▼▼▼

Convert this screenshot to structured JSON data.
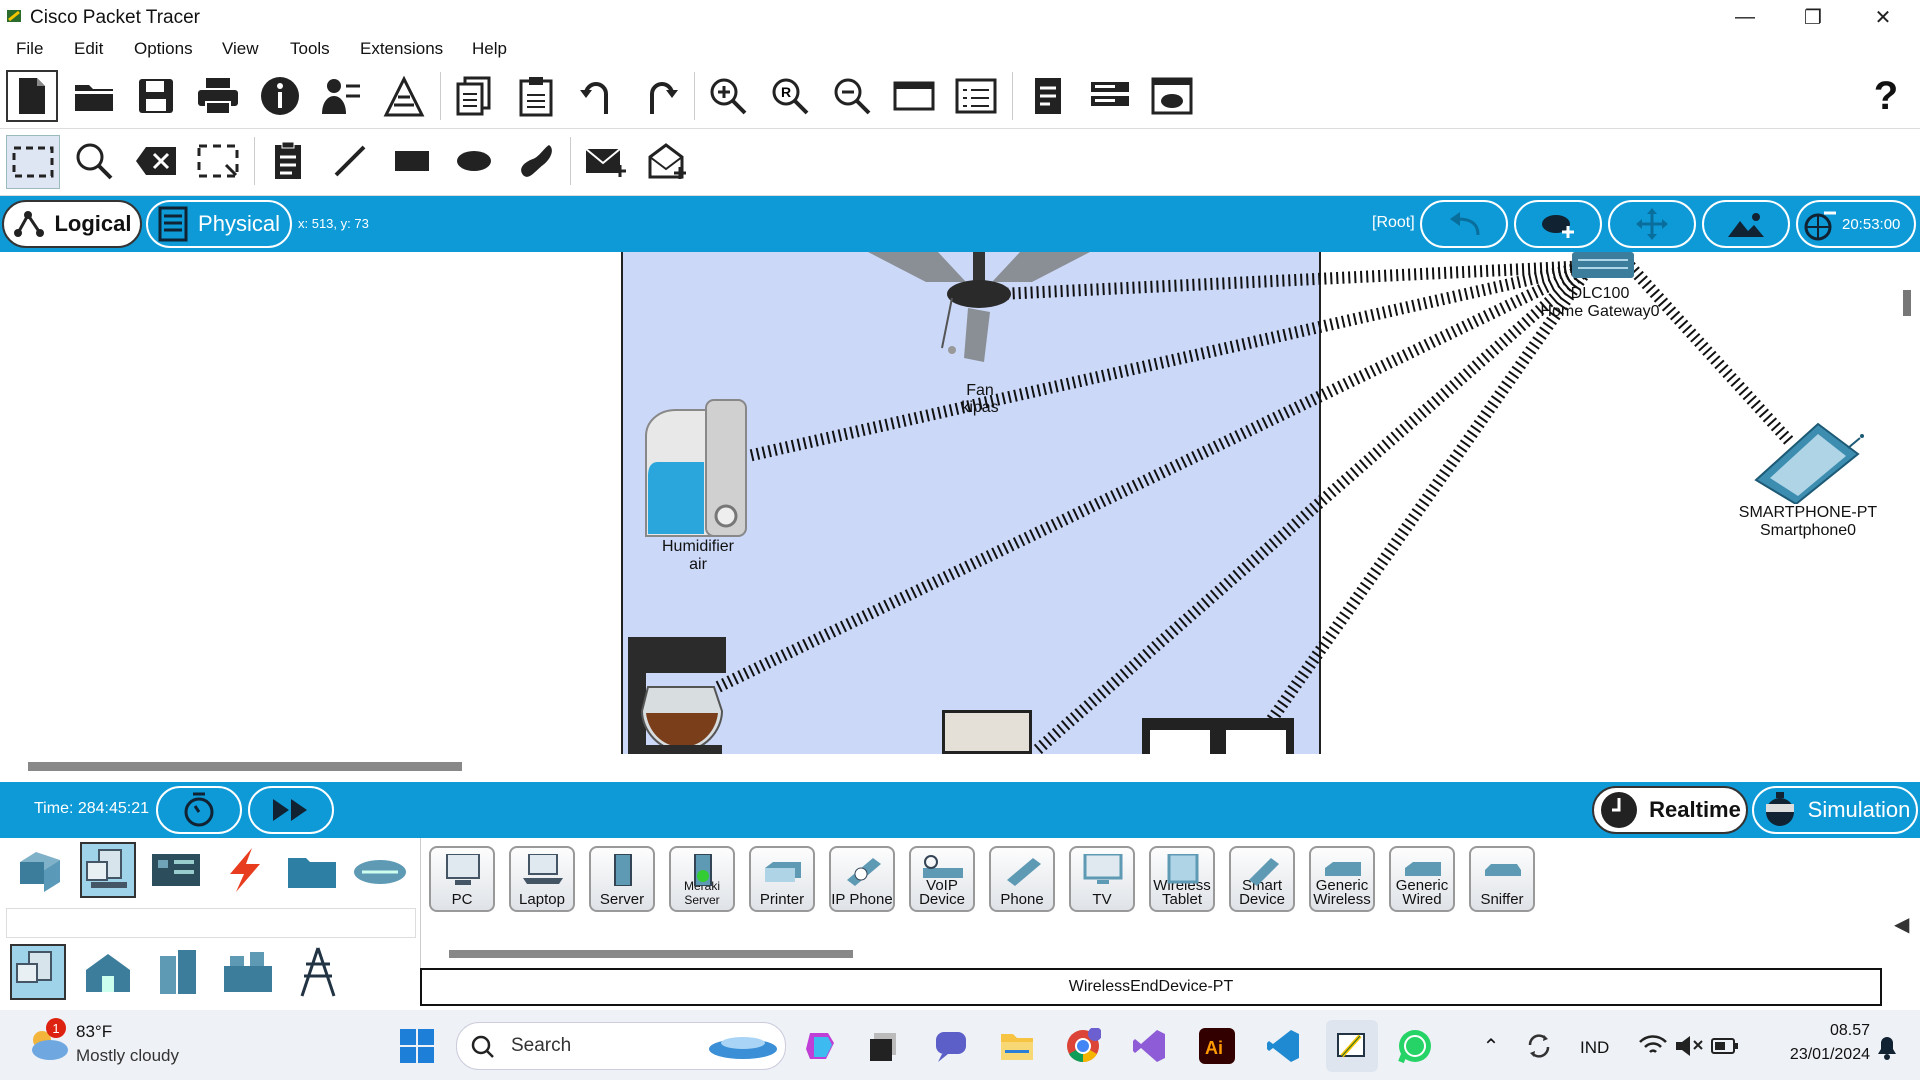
{
  "window": {
    "title": "Cisco Packet Tracer"
  },
  "menu": [
    "File",
    "Edit",
    "Options",
    "View",
    "Tools",
    "Extensions",
    "Help"
  ],
  "mode": {
    "logical_label": "Logical",
    "physical_label": "Physical",
    "coords": "x: 513, y: 73",
    "root_label": "[Root]",
    "clock": "20:53:00"
  },
  "workspace": {
    "devices": [
      {
        "name": "Fan",
        "sub": "kipas"
      },
      {
        "name": "Humidifier",
        "sub": "air"
      },
      {
        "name": "DLC100",
        "sub": "Home Gateway0"
      },
      {
        "name": "SMARTPHONE-PT",
        "sub": "Smartphone0"
      }
    ]
  },
  "timebar": {
    "time": "Time: 284:45:21",
    "realtime_label": "Realtime",
    "simulation_label": "Simulation"
  },
  "device_panel": {
    "devices": [
      "PC",
      "Laptop",
      "Server",
      "Meraki Server",
      "Printer",
      "IP Phone",
      "VoIP Device",
      "Phone",
      "TV",
      "Wireless Tablet",
      "Smart Device",
      "Generic Wireless",
      "Generic Wired",
      "Sniffer"
    ],
    "selected_model": "WirelessEndDevice-PT"
  },
  "taskbar": {
    "weather_temp": "83°F",
    "weather_desc": "Mostly cloudy",
    "weather_badge": "1",
    "search_label": "Search",
    "language": "IND",
    "time": "08.57",
    "date": "23/01/2024"
  },
  "colors": {
    "accent": "#0d9ad6",
    "room": "#cbd8f8"
  }
}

▲▲▲

◆ **Task objective**
Go through the material above and print all of it exactly, except the pictures.

◆ **Expected output**
Convert this screenshot to structured JSON data.
{
  "window": {
    "title": "Cisco Packet Tracer"
  },
  "menu": [
    "File",
    "Edit",
    "Options",
    "View",
    "Tools",
    "Extensions",
    "Help"
  ],
  "mode": {
    "logical_label": "Logical",
    "physical_label": "Physical",
    "coords": "x: 513, y: 73",
    "root_label": "[Root]",
    "clock": "20:53:00"
  },
  "workspace": {
    "devices": [
      {
        "name": "Fan",
        "sub": "kipas"
      },
      {
        "name": "Humidifier",
        "sub": "air"
      },
      {
        "name": "DLC100",
        "sub": "Home Gateway0"
      },
      {
        "name": "SMARTPHONE-PT",
        "sub": "Smartphone0"
      }
    ]
  },
  "timebar": {
    "time": "Time: 284:45:21",
    "realtime_label": "Realtime",
    "simulation_label": "Simulation"
  },
  "device_panel": {
    "devices": [
      "PC",
      "Laptop",
      "Server",
      "Meraki Server",
      "Printer",
      "IP Phone",
      "VoIP Device",
      "Phone",
      "TV",
      "Wireless Tablet",
      "Smart Device",
      "Generic Wireless",
      "Generic Wired",
      "Sniffer"
    ],
    "selected_model": "WirelessEndDevice-PT"
  },
  "taskbar": {
    "weather_temp": "83°F",
    "weather_desc": "Mostly cloudy",
    "weather_badge": "1",
    "search_label": "Search",
    "language": "IND",
    "time": "08.57",
    "date": "23/01/2024"
  },
  "colors": {
    "accent": "#0d9ad6",
    "room": "#cbd8f8"
  }
}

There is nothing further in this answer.